PROBLEM DESCRIPTION — Translate this sentence from the pandas notebook into Spanish: "What is the ranking of teachers according to the average grade obtained by their students?"

In [1]:
import pandas as pd

In [2]:
pd.options.display.max_columns = None  # Remove "dots" from display when printing dataframes

# Read data

In [3]:
df_student = pd.read_excel('data/test.xlsx', sheet_name='estudiante')
df_list = pd.read_excel('data/test.xlsx', sheet_name='listado')
df_professor = pd.read_excel('data/test.xlsx', sheet_name='profesor')
df_group = pd.read_excel('data/test.xlsx', sheet_name='grupo')
df_test = pd.read_excel('data/test.xlsx', sheet_name='examen')
df_appoint = pd.read_excel('data/test.xlsx', sheet_name='cita')

# Preprocesing

In [4]:
df_test = df_test.fillna(0)

In [5]:
# Format string to convert to datetime
replacement_values = {
    'a.m.':'AM', 
    'p.m.':'PM'
    }

for old_value, new_value in replacement_values.items():
    df_appoint['horaExamen'] = df_appoint['horaExamen'].str.replace(old_value, new_value, regex=True)

In [6]:
df_test['inicio'] = pd.to_datetime(df_test['inicio'], format='%H:%M:%S')
df_test['final'] = pd.to_datetime(df_test['final'], format='%H:%M:%S')
df_appoint['horaExamen'] = pd.to_datetime(df_appoint['horaExamen'], format='%H:%M %p')

# Questions

## Q1
What is the ranking of teachers according to the average grade obtained by their students?

In [7]:
df_ProGro = pd.merge(df_professor, df_group, how='inner', on='IDP')
df_StuLis = pd.merge(df_student, df_list, how='inner', on='IDE')
df1 = pd.merge(df_ProGro, df_StuLis, on='IDG')

df1 = df1.groupby('profesor').aggregate({'prom':'mean'}).reset_index()
df1.sort_values(by='prom', inplace=True, ascending=False)

df1.head()

Unnamed: 0,profesor,prom
18,Odiseo,3.902778
13,Hefesto,3.784884
21,Polidoro,3.78125
14,Hermes,3.635417
11,Euforbo,3.565217


## Q2
Which were the students who passed the test with more or equal to 4.0, who is their professor, at what time of the day do they have classes and to which group do they belong?

In [8]:
df2 = pd.merge(df_ProGro, df_StuLis, on='IDG')
df2 = pd.merge(df2, df_test, on='IDE')

df2 = df2.query("nota >= 4.0")

df2[['IDE', 'nota', 'profesor', 'jornada', 'IDG']].head()

Unnamed: 0,IDE,nota,profesor,jornada,IDG
2,1585,4.0,Patroclo,día,G11
4,1643,5.0,Patroclo,día,G11
6,1800,4.5,Patroclo,día,G11
9,1938,4.0,Patroclo,día,G11
15,1975,4.5,Patroclo,día,G11


## Q3
What were the exam averages per hour of study and per academic program (sorted by average)?

In [9]:
df3 = pd.merge(df_ProGro, df_StuLis, on='IDG')

df3 = df3.groupby(['programa', 'jornada'])['prom'].mean().reset_index()
df3.sort_values(by='prom', ascending=False, inplace=True)

df3.head()

EXTRACTED RECORDS —
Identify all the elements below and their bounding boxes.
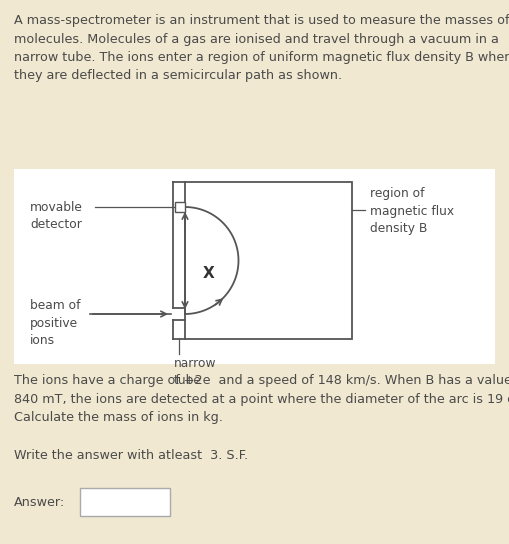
Text: Answer:: Answer:	[14, 496, 65, 509]
Text: beam of
positive
ions: beam of positive ions	[30, 299, 80, 347]
Text: X: X	[203, 267, 215, 281]
Bar	[175, 202, 185, 212]
Text: The ions have a charge of +2e  and a speed of 148 km/s. When B has a value of
84: The ions have a charge of +2e and a spee…	[14, 374, 509, 424]
Bar	[80, 488, 170, 516]
Bar	[14, 169, 495, 364]
Text: Write the answer with atleast  3. S.F.: Write the answer with atleast 3. S.F.	[14, 449, 248, 462]
Bar	[185, 182, 352, 339]
Text: region of
magnetic flux
density B: region of magnetic flux density B	[370, 187, 454, 235]
Text: narrow
tube: narrow tube	[174, 357, 216, 387]
Text: A mass-spectrometer is an instrument that is used to measure the masses of
molec: A mass-spectrometer is an instrument tha…	[14, 14, 509, 83]
Text: movable
detector: movable detector	[30, 201, 83, 232]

ANSWER TO THE TASK — ¿Cuál es la clasificación de los profesores según la nota promedio obtenida por sus estudiantes?